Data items
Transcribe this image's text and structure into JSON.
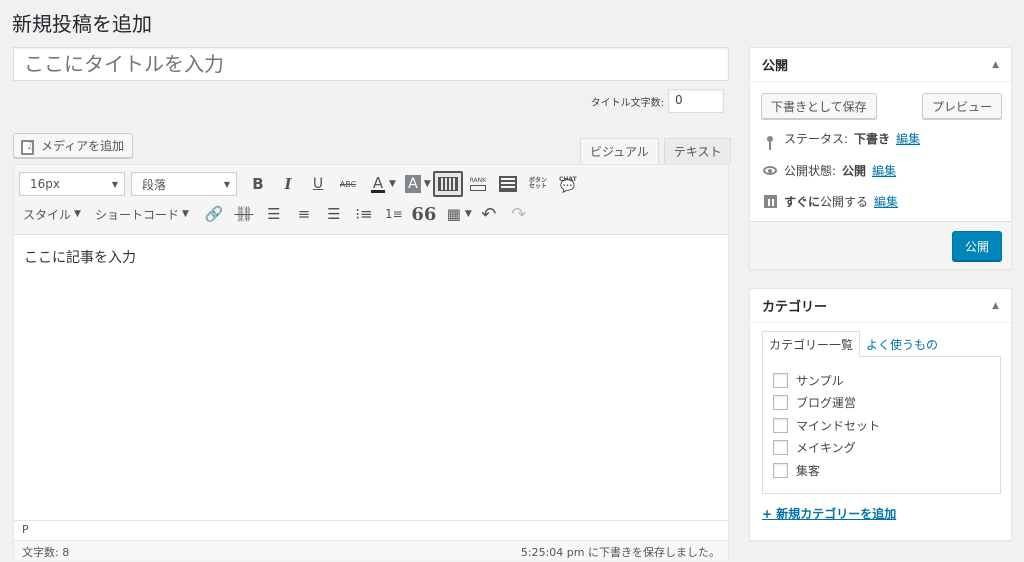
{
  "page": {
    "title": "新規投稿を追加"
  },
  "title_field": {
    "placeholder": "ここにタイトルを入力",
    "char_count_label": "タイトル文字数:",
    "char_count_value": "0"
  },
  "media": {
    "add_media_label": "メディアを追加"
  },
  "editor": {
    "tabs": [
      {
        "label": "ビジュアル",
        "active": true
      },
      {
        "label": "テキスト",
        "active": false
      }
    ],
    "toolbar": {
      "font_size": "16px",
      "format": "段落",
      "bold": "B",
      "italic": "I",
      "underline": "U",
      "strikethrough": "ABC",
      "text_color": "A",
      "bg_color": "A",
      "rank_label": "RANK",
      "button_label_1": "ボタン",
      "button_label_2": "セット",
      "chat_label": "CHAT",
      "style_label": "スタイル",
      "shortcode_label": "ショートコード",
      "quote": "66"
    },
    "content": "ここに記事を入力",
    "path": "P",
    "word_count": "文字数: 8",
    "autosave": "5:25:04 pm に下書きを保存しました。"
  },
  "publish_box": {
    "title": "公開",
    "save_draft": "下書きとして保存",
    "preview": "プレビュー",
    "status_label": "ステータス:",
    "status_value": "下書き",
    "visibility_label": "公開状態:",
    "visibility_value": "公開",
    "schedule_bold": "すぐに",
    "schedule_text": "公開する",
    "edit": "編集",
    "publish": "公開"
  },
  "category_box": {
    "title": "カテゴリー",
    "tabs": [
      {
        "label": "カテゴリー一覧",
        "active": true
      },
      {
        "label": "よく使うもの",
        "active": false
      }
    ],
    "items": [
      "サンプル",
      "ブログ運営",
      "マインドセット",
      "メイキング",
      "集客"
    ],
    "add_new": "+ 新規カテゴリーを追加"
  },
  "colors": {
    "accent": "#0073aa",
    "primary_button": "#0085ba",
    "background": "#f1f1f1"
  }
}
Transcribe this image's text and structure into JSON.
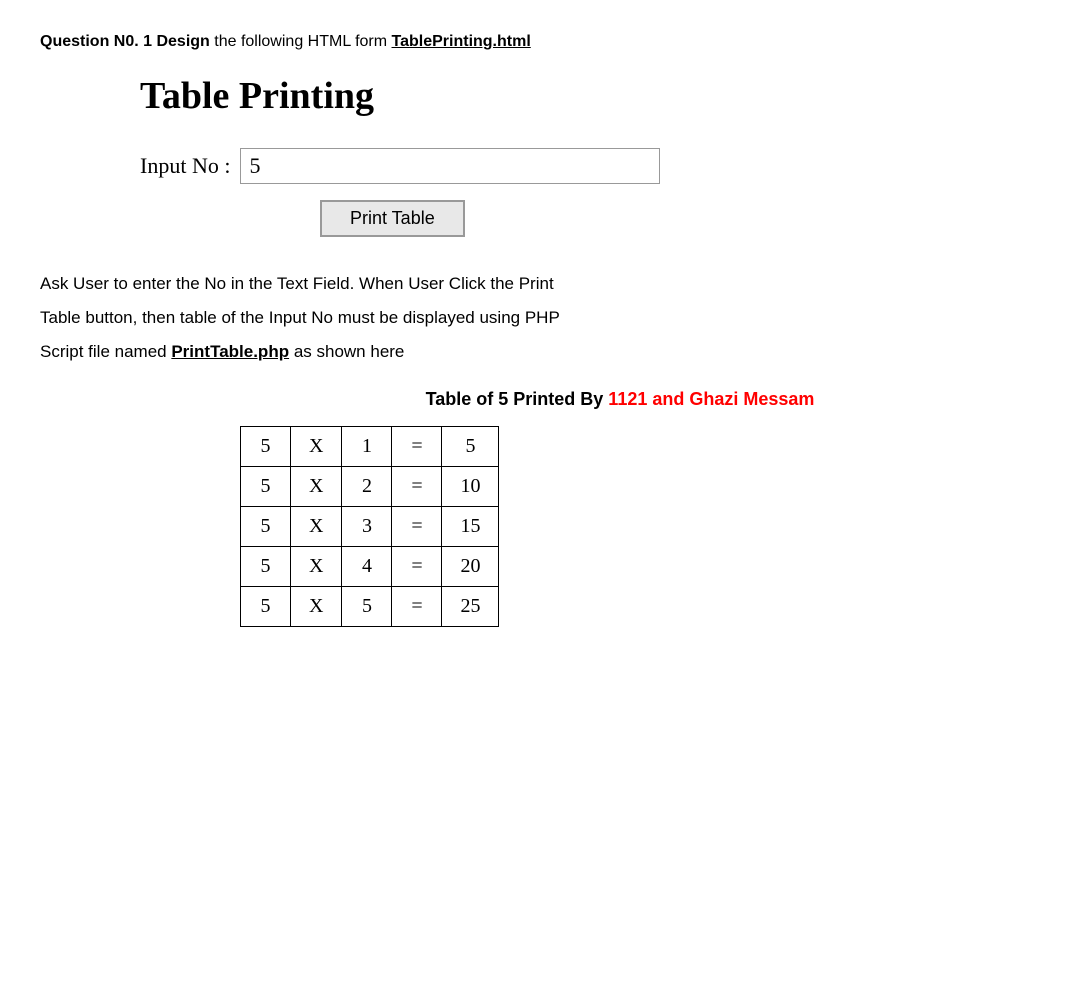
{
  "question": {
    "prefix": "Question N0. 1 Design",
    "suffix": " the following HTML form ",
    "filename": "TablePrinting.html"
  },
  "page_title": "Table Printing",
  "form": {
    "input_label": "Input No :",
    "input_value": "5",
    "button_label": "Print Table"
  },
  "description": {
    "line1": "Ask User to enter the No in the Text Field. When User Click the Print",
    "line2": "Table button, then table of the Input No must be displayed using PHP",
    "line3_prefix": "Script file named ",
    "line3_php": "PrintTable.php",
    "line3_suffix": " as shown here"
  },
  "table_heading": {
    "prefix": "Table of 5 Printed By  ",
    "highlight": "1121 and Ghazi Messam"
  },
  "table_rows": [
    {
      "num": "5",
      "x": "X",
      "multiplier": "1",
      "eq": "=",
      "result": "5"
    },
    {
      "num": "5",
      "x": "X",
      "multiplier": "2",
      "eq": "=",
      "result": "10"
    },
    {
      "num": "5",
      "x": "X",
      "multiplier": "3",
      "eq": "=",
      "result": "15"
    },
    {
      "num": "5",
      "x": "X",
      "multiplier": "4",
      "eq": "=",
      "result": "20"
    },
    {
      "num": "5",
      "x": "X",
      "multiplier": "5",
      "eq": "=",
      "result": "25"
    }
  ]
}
==
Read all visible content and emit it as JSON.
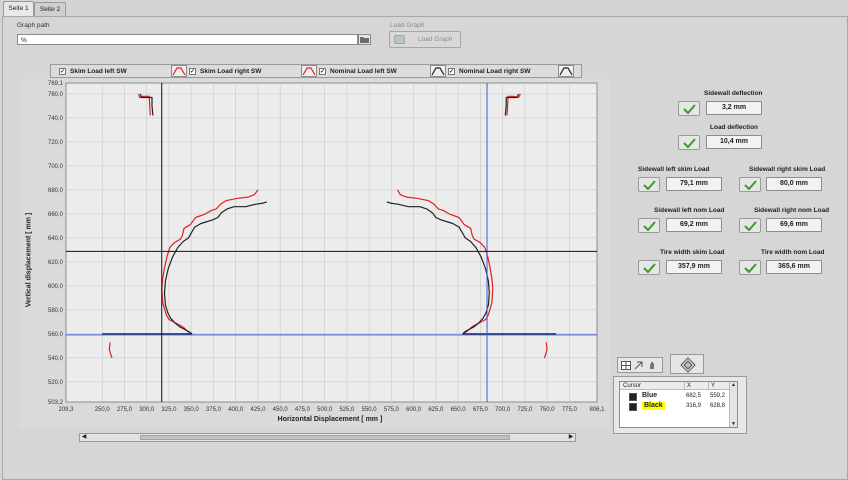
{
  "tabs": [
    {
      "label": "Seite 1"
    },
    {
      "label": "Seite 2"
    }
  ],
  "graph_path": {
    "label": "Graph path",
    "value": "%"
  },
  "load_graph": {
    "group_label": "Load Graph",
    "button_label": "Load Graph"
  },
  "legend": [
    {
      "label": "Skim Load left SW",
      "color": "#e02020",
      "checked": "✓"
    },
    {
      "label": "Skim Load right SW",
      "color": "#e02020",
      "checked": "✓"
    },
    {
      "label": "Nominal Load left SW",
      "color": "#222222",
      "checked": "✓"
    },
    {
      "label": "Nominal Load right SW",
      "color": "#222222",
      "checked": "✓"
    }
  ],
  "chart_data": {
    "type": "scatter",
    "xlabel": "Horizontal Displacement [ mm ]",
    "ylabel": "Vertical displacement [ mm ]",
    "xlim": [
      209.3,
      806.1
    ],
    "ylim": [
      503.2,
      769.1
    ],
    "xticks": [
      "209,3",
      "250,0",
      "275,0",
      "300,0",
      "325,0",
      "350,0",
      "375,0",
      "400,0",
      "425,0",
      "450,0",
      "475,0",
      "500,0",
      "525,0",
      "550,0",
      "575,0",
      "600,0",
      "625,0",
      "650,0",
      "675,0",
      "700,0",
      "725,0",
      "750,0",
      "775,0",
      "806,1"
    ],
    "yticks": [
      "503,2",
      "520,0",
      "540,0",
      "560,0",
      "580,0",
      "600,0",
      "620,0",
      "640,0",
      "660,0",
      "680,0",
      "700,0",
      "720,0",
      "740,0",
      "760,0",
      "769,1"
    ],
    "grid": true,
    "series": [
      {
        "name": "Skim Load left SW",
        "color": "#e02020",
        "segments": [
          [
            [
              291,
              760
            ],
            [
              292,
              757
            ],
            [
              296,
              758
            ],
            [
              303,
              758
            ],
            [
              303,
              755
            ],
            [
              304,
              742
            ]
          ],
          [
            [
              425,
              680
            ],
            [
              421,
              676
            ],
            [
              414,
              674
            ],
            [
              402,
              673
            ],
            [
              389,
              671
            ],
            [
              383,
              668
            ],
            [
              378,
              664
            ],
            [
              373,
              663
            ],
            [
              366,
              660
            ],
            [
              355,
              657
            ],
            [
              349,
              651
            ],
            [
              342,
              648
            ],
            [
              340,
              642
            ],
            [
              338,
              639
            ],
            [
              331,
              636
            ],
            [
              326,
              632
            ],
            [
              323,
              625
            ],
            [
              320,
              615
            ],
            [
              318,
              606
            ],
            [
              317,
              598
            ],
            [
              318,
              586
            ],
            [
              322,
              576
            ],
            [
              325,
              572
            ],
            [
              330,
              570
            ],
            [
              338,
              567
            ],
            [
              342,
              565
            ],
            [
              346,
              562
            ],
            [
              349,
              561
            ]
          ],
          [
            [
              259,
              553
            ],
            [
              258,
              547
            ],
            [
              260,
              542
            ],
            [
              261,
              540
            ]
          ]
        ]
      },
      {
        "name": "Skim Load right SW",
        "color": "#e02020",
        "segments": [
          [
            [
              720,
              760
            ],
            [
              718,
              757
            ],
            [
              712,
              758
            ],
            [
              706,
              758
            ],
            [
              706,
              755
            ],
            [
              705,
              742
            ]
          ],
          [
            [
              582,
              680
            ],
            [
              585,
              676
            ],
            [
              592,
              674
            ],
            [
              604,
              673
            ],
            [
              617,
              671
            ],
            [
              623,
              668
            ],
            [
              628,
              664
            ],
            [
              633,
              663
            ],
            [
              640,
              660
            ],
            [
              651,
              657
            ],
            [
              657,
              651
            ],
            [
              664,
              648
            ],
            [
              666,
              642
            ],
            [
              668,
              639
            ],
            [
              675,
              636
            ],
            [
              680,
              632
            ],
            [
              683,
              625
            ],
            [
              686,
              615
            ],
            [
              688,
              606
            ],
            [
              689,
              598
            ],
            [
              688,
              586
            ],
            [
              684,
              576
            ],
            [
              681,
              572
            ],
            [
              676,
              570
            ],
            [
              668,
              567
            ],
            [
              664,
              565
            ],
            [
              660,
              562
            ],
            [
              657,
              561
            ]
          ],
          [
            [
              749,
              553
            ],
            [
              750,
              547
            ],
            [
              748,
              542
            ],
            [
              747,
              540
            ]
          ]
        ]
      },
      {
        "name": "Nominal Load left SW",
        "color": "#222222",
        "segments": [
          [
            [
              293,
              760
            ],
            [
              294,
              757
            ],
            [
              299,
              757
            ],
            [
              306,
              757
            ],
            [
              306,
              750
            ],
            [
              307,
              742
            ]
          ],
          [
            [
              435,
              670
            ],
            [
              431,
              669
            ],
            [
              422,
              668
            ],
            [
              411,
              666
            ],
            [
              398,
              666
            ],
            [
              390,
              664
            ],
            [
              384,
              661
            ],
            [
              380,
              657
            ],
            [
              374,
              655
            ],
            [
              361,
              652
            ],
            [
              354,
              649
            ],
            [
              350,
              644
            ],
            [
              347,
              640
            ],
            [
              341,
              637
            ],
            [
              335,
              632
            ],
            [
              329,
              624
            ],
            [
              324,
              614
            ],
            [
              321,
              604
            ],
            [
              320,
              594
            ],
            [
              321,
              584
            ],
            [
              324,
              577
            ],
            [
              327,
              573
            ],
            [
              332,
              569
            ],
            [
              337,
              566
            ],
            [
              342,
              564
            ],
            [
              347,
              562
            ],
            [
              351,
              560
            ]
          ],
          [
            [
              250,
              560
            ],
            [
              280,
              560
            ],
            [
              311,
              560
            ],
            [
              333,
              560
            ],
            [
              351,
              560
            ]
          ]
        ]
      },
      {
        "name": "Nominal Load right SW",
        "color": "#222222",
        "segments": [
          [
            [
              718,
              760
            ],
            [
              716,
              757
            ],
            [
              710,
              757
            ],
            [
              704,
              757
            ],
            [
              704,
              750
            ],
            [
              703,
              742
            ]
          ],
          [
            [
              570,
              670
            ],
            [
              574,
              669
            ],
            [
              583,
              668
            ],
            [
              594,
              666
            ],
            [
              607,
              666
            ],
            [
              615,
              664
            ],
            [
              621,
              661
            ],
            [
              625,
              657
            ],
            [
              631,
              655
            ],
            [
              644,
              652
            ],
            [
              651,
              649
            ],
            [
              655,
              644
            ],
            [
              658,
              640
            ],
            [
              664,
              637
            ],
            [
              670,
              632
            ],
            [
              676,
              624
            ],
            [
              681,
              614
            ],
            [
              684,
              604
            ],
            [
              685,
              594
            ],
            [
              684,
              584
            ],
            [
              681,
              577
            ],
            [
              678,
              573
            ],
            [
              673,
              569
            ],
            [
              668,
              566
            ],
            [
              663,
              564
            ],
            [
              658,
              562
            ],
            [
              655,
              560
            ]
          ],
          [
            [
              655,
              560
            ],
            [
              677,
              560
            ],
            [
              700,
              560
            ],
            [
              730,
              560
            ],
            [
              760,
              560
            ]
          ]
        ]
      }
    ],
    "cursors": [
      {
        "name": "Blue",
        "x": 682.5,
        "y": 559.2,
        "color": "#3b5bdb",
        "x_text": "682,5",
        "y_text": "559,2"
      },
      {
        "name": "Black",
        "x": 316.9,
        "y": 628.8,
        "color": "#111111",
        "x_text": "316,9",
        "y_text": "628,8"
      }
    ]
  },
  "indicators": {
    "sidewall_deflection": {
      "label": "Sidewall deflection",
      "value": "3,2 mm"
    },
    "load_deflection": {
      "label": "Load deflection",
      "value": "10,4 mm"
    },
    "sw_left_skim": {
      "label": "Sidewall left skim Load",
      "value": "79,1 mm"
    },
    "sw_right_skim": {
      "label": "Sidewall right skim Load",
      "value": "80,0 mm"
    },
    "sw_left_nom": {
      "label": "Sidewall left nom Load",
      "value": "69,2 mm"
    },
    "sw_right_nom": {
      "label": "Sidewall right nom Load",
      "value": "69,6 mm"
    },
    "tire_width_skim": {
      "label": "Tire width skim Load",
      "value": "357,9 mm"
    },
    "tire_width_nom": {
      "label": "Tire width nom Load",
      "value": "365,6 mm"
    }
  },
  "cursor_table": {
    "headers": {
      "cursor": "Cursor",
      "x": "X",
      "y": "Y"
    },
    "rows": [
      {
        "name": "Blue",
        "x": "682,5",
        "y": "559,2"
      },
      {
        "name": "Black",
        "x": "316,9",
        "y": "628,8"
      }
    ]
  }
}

STATED GOAL - Every line holding "Nominal" should be copied out.

RESPONSE BELOW -
      "label": "Nominal Load left SW",
      "label": "Nominal Load right SW",
        "name": "Nominal Load left SW",
        "name": "Nominal Load right SW",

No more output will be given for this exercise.